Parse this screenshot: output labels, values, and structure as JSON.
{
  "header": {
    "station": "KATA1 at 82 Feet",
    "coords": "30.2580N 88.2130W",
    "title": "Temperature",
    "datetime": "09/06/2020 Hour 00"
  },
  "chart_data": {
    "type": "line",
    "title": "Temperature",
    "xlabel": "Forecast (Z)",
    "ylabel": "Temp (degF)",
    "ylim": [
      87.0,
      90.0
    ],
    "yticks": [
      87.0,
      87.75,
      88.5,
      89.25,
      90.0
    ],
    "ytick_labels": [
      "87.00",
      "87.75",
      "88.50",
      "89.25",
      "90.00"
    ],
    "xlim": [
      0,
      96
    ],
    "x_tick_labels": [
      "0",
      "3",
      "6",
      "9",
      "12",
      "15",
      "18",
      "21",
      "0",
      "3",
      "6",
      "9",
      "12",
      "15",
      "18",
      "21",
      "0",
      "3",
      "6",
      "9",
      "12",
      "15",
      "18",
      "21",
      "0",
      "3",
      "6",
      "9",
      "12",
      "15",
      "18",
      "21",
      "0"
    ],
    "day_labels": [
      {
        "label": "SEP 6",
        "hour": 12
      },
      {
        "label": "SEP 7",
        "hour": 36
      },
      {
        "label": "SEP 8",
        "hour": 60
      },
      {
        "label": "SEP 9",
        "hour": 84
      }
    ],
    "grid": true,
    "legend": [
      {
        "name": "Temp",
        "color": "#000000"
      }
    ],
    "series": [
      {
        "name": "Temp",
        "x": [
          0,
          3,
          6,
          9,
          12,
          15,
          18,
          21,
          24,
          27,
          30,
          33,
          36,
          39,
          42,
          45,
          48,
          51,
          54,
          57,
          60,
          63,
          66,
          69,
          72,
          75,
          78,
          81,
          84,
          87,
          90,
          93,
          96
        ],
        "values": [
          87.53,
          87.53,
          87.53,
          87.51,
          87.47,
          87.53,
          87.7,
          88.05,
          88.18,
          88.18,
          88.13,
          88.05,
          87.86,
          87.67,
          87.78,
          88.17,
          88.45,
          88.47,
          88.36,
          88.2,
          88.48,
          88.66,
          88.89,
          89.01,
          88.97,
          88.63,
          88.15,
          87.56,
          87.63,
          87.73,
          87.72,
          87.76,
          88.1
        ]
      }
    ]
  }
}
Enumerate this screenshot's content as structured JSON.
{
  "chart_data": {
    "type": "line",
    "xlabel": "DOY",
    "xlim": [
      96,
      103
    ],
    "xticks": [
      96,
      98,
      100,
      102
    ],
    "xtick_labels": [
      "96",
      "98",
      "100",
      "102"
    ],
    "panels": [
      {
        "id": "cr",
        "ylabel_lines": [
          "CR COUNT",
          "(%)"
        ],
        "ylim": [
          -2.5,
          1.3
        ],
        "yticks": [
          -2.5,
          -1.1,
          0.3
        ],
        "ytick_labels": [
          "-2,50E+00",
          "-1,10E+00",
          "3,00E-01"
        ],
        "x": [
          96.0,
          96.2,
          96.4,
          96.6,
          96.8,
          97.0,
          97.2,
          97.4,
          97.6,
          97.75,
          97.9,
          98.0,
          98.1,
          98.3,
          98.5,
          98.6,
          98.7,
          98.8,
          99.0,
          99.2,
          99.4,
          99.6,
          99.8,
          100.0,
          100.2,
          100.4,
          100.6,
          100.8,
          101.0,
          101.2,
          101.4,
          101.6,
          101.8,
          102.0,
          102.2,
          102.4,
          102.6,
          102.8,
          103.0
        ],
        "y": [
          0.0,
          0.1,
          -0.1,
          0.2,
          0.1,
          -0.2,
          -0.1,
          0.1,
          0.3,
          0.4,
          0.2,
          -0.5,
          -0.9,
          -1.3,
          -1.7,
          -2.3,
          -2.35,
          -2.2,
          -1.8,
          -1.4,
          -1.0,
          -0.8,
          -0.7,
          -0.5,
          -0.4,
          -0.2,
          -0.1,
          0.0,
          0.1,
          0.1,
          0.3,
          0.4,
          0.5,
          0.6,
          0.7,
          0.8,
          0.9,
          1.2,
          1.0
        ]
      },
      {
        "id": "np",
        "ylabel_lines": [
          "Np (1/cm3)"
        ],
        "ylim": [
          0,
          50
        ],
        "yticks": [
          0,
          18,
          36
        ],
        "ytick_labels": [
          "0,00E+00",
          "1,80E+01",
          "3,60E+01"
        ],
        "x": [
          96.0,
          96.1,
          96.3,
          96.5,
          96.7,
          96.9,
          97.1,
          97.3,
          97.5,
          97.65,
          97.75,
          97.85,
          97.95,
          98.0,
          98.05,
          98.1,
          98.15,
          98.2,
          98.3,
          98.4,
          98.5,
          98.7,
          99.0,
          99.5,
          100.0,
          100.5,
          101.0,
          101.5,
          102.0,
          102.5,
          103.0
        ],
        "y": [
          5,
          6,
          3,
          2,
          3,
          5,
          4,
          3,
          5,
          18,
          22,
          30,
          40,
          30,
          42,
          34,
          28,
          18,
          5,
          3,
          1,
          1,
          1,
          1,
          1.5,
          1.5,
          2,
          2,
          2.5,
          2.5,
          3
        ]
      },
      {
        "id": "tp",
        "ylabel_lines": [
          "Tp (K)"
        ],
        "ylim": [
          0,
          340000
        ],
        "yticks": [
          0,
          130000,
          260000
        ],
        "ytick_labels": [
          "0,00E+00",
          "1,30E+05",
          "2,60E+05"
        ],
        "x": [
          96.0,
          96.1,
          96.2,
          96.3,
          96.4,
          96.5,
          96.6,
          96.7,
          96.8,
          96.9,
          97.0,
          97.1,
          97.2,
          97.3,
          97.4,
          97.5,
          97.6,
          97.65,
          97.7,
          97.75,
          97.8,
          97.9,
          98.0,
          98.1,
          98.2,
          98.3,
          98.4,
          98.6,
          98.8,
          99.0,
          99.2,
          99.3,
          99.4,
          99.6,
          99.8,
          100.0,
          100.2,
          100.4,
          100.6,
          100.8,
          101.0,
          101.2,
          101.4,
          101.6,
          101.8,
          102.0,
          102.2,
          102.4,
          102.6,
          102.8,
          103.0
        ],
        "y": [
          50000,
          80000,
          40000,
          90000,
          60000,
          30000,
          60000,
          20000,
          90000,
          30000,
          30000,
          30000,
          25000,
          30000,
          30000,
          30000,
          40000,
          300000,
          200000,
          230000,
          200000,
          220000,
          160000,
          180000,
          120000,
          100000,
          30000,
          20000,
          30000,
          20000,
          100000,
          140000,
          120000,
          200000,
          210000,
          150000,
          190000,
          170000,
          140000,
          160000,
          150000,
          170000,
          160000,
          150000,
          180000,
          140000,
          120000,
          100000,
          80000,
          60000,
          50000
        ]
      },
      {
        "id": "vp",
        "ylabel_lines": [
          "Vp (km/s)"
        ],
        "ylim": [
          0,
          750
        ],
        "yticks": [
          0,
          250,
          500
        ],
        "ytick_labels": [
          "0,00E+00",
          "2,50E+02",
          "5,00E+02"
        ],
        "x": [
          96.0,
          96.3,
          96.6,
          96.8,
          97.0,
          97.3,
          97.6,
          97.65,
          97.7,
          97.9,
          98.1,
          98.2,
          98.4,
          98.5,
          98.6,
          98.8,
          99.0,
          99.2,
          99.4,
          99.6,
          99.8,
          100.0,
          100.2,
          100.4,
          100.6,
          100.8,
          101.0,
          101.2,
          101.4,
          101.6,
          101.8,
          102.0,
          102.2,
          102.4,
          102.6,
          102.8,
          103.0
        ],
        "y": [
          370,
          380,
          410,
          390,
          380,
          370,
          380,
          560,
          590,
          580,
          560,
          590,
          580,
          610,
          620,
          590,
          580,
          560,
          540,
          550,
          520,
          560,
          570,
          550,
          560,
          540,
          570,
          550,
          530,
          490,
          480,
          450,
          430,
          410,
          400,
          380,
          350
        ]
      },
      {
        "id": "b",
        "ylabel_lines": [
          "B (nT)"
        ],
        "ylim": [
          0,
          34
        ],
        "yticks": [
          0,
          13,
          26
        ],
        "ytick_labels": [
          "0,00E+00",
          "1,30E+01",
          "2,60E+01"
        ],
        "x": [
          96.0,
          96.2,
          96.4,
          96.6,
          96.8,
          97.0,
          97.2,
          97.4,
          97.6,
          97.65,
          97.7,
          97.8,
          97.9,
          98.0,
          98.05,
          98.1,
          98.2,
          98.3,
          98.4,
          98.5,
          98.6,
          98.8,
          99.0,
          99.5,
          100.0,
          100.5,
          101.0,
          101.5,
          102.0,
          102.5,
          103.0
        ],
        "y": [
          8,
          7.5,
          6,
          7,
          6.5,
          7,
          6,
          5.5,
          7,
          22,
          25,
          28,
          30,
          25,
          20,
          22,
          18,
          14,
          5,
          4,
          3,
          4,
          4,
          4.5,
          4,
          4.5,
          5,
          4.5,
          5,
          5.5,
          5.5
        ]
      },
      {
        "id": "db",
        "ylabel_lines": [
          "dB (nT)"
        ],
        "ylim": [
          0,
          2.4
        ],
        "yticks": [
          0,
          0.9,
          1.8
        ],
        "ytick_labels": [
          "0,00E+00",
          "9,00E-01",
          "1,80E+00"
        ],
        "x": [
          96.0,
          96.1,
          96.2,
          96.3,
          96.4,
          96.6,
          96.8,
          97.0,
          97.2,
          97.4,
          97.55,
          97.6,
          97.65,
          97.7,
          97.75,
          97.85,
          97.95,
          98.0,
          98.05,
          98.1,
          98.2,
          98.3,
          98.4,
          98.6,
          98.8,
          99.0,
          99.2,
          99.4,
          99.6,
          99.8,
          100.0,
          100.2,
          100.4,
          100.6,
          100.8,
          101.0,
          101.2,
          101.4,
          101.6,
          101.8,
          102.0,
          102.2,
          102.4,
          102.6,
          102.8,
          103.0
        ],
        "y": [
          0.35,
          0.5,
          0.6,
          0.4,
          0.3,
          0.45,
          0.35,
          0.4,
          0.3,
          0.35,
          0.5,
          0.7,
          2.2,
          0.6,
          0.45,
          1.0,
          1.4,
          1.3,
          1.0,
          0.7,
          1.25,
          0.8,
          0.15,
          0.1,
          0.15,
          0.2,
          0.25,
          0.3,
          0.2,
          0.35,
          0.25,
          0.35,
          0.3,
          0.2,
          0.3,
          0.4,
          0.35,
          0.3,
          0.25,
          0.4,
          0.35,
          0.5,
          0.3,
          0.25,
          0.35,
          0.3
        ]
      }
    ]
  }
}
.....
Set problem
Each line that holds the word "JSON" should be extracted from the records.

Task answer
Parse this screenshot: output labels, values, and structure as JSON.
Enumerate this screenshot's content as structured JSON.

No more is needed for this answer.